*TASK*
Extract the full listing verbatim and drop any pictures from your copy.

*SOURCE RECORDS*
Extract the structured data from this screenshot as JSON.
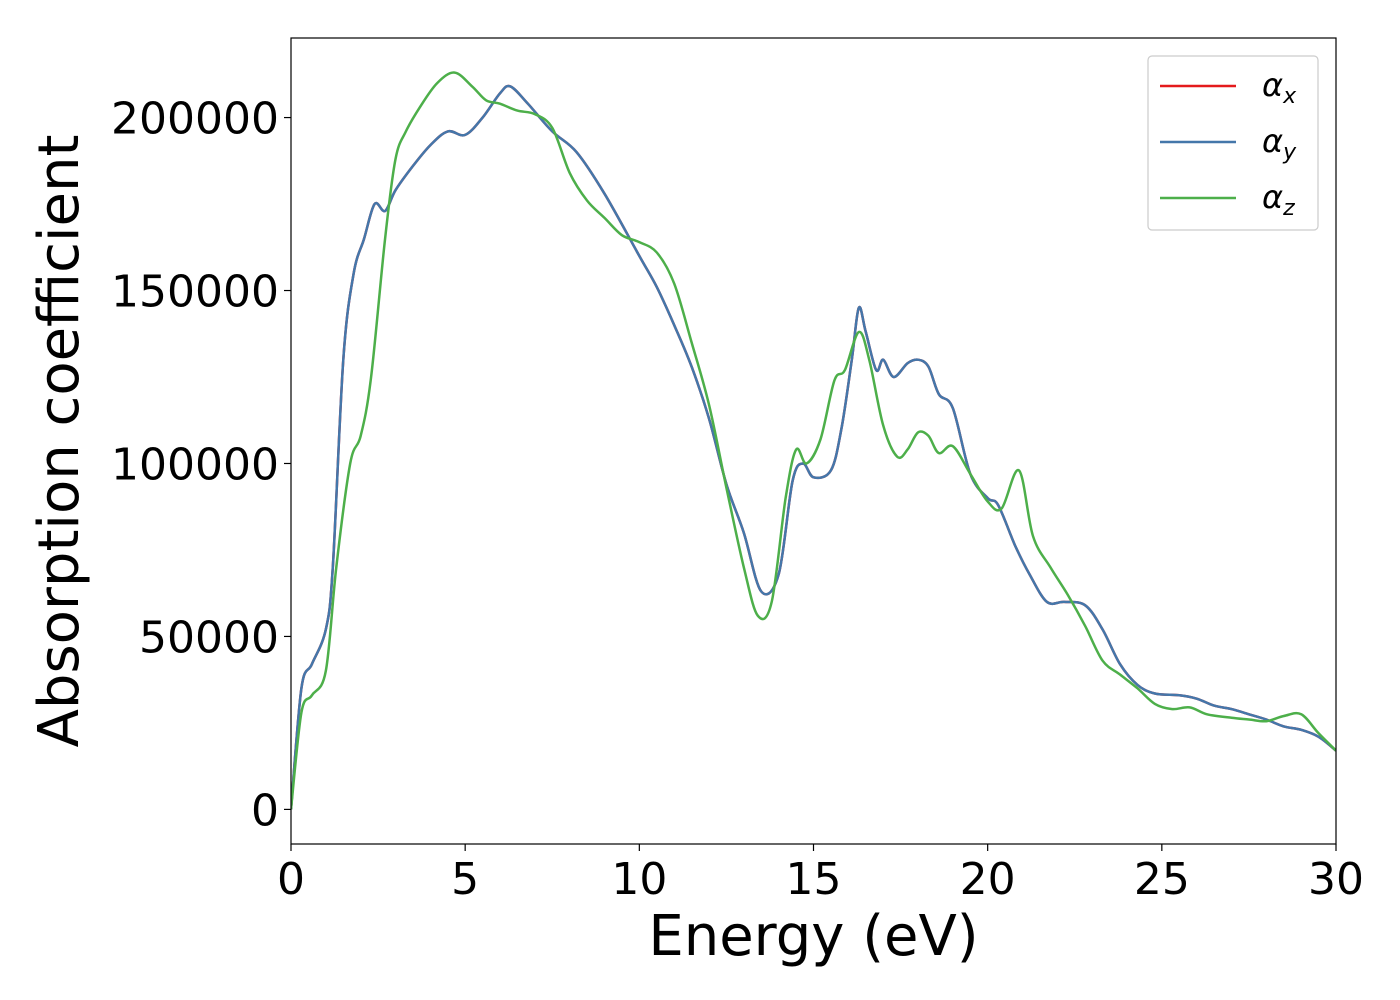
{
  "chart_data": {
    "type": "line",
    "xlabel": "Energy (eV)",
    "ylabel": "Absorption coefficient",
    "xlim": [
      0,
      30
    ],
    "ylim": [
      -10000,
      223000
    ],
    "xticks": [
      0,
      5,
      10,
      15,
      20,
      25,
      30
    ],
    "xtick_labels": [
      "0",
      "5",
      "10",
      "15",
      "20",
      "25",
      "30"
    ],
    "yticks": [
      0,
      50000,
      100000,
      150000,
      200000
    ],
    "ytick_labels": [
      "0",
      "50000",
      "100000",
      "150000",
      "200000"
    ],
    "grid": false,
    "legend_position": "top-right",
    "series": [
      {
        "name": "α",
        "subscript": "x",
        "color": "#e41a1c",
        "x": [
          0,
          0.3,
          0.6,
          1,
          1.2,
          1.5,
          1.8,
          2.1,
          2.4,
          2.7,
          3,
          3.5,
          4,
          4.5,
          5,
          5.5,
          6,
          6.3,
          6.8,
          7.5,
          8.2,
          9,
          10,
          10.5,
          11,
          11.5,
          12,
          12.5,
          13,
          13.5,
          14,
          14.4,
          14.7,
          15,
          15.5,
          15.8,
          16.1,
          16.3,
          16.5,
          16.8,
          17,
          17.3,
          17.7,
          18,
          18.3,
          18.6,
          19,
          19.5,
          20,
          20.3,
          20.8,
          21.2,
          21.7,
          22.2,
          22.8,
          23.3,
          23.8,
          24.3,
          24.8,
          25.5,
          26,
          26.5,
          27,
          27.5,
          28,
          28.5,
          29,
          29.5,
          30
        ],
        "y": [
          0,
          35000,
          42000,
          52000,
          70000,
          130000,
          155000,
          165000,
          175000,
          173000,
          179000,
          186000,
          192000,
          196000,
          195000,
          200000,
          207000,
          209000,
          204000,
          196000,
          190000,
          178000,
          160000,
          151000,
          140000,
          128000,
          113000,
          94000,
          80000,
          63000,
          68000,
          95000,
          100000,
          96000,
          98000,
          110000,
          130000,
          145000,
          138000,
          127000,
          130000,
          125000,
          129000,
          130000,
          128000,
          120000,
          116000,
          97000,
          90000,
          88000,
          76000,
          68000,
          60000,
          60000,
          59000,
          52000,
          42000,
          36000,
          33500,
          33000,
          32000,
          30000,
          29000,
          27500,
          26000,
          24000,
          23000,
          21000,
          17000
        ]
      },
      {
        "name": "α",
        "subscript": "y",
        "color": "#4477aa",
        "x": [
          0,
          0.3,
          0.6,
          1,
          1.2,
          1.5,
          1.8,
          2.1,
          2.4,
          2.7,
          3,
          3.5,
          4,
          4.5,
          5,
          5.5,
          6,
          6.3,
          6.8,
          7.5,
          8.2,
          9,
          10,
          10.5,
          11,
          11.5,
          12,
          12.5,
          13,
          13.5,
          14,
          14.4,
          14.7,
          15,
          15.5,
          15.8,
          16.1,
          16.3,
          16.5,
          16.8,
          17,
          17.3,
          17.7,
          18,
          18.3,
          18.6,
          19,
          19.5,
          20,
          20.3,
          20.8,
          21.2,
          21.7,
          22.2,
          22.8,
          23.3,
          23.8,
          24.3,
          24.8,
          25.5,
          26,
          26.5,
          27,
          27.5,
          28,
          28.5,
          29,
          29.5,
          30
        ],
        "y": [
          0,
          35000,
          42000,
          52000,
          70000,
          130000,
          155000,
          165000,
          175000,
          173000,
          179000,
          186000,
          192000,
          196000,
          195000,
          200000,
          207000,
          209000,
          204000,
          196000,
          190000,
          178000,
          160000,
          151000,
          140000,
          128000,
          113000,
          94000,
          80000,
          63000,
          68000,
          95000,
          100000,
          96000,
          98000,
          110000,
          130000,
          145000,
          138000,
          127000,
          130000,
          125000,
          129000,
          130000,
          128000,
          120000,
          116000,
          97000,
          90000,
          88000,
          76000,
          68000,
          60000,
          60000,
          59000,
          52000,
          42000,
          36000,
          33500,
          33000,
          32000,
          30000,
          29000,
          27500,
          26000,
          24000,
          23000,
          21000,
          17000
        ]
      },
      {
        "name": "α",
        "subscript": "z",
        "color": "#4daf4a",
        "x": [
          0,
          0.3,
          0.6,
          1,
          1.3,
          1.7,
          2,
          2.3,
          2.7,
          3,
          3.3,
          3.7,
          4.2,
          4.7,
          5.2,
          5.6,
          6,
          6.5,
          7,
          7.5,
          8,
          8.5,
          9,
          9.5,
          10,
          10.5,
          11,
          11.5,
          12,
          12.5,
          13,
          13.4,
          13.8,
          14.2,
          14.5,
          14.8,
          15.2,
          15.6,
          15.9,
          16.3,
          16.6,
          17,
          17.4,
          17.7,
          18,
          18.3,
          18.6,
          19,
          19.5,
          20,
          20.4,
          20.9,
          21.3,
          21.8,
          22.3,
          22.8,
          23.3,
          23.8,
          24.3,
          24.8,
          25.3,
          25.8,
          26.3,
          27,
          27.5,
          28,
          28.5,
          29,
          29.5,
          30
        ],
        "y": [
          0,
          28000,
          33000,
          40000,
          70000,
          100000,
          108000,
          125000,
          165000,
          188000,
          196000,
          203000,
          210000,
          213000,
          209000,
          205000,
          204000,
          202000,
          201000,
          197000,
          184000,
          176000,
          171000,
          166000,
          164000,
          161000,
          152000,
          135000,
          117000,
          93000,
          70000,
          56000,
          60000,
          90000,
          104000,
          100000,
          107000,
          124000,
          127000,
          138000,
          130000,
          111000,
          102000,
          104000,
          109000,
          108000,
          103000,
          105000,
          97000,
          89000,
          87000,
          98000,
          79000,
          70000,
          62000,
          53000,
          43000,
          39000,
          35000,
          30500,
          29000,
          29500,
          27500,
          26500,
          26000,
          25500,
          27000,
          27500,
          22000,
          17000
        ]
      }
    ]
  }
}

*EXPECTED ANSWER*
Extract the structured data from this screenshot as JSON.
{
  "chart_data": {
    "type": "line",
    "xlabel": "Energy (eV)",
    "ylabel": "Absorption coefficient",
    "xlim": [
      0,
      30
    ],
    "ylim": [
      -10000,
      223000
    ],
    "xticks": [
      0,
      5,
      10,
      15,
      20,
      25,
      30
    ],
    "xtick_labels": [
      "0",
      "5",
      "10",
      "15",
      "20",
      "25",
      "30"
    ],
    "yticks": [
      0,
      50000,
      100000,
      150000,
      200000
    ],
    "ytick_labels": [
      "0",
      "50000",
      "100000",
      "150000",
      "200000"
    ],
    "grid": false,
    "legend_position": "top-right",
    "series": [
      {
        "name": "α",
        "subscript": "x",
        "color": "#e41a1c",
        "x": [
          0,
          0.3,
          0.6,
          1,
          1.2,
          1.5,
          1.8,
          2.1,
          2.4,
          2.7,
          3,
          3.5,
          4,
          4.5,
          5,
          5.5,
          6,
          6.3,
          6.8,
          7.5,
          8.2,
          9,
          10,
          10.5,
          11,
          11.5,
          12,
          12.5,
          13,
          13.5,
          14,
          14.4,
          14.7,
          15,
          15.5,
          15.8,
          16.1,
          16.3,
          16.5,
          16.8,
          17,
          17.3,
          17.7,
          18,
          18.3,
          18.6,
          19,
          19.5,
          20,
          20.3,
          20.8,
          21.2,
          21.7,
          22.2,
          22.8,
          23.3,
          23.8,
          24.3,
          24.8,
          25.5,
          26,
          26.5,
          27,
          27.5,
          28,
          28.5,
          29,
          29.5,
          30
        ],
        "y": [
          0,
          35000,
          42000,
          52000,
          70000,
          130000,
          155000,
          165000,
          175000,
          173000,
          179000,
          186000,
          192000,
          196000,
          195000,
          200000,
          207000,
          209000,
          204000,
          196000,
          190000,
          178000,
          160000,
          151000,
          140000,
          128000,
          113000,
          94000,
          80000,
          63000,
          68000,
          95000,
          100000,
          96000,
          98000,
          110000,
          130000,
          145000,
          138000,
          127000,
          130000,
          125000,
          129000,
          130000,
          128000,
          120000,
          116000,
          97000,
          90000,
          88000,
          76000,
          68000,
          60000,
          60000,
          59000,
          52000,
          42000,
          36000,
          33500,
          33000,
          32000,
          30000,
          29000,
          27500,
          26000,
          24000,
          23000,
          21000,
          17000
        ]
      },
      {
        "name": "α",
        "subscript": "y",
        "color": "#4477aa",
        "x": [
          0,
          0.3,
          0.6,
          1,
          1.2,
          1.5,
          1.8,
          2.1,
          2.4,
          2.7,
          3,
          3.5,
          4,
          4.5,
          5,
          5.5,
          6,
          6.3,
          6.8,
          7.5,
          8.2,
          9,
          10,
          10.5,
          11,
          11.5,
          12,
          12.5,
          13,
          13.5,
          14,
          14.4,
          14.7,
          15,
          15.5,
          15.8,
          16.1,
          16.3,
          16.5,
          16.8,
          17,
          17.3,
          17.7,
          18,
          18.3,
          18.6,
          19,
          19.5,
          20,
          20.3,
          20.8,
          21.2,
          21.7,
          22.2,
          22.8,
          23.3,
          23.8,
          24.3,
          24.8,
          25.5,
          26,
          26.5,
          27,
          27.5,
          28,
          28.5,
          29,
          29.5,
          30
        ],
        "y": [
          0,
          35000,
          42000,
          52000,
          70000,
          130000,
          155000,
          165000,
          175000,
          173000,
          179000,
          186000,
          192000,
          196000,
          195000,
          200000,
          207000,
          209000,
          204000,
          196000,
          190000,
          178000,
          160000,
          151000,
          140000,
          128000,
          113000,
          94000,
          80000,
          63000,
          68000,
          95000,
          100000,
          96000,
          98000,
          110000,
          130000,
          145000,
          138000,
          127000,
          130000,
          125000,
          129000,
          130000,
          128000,
          120000,
          116000,
          97000,
          90000,
          88000,
          76000,
          68000,
          60000,
          60000,
          59000,
          52000,
          42000,
          36000,
          33500,
          33000,
          32000,
          30000,
          29000,
          27500,
          26000,
          24000,
          23000,
          21000,
          17000
        ]
      },
      {
        "name": "α",
        "subscript": "z",
        "color": "#4daf4a",
        "x": [
          0,
          0.3,
          0.6,
          1,
          1.3,
          1.7,
          2,
          2.3,
          2.7,
          3,
          3.3,
          3.7,
          4.2,
          4.7,
          5.2,
          5.6,
          6,
          6.5,
          7,
          7.5,
          8,
          8.5,
          9,
          9.5,
          10,
          10.5,
          11,
          11.5,
          12,
          12.5,
          13,
          13.4,
          13.8,
          14.2,
          14.5,
          14.8,
          15.2,
          15.6,
          15.9,
          16.3,
          16.6,
          17,
          17.4,
          17.7,
          18,
          18.3,
          18.6,
          19,
          19.5,
          20,
          20.4,
          20.9,
          21.3,
          21.8,
          22.3,
          22.8,
          23.3,
          23.8,
          24.3,
          24.8,
          25.3,
          25.8,
          26.3,
          27,
          27.5,
          28,
          28.5,
          29,
          29.5,
          30
        ],
        "y": [
          0,
          28000,
          33000,
          40000,
          70000,
          100000,
          108000,
          125000,
          165000,
          188000,
          196000,
          203000,
          210000,
          213000,
          209000,
          205000,
          204000,
          202000,
          201000,
          197000,
          184000,
          176000,
          171000,
          166000,
          164000,
          161000,
          152000,
          135000,
          117000,
          93000,
          70000,
          56000,
          60000,
          90000,
          104000,
          100000,
          107000,
          124000,
          127000,
          138000,
          130000,
          111000,
          102000,
          104000,
          109000,
          108000,
          103000,
          105000,
          97000,
          89000,
          87000,
          98000,
          79000,
          70000,
          62000,
          53000,
          43000,
          39000,
          35000,
          30500,
          29000,
          29500,
          27500,
          26500,
          26000,
          25500,
          27000,
          27500,
          22000,
          17000
        ]
      }
    ]
  }
}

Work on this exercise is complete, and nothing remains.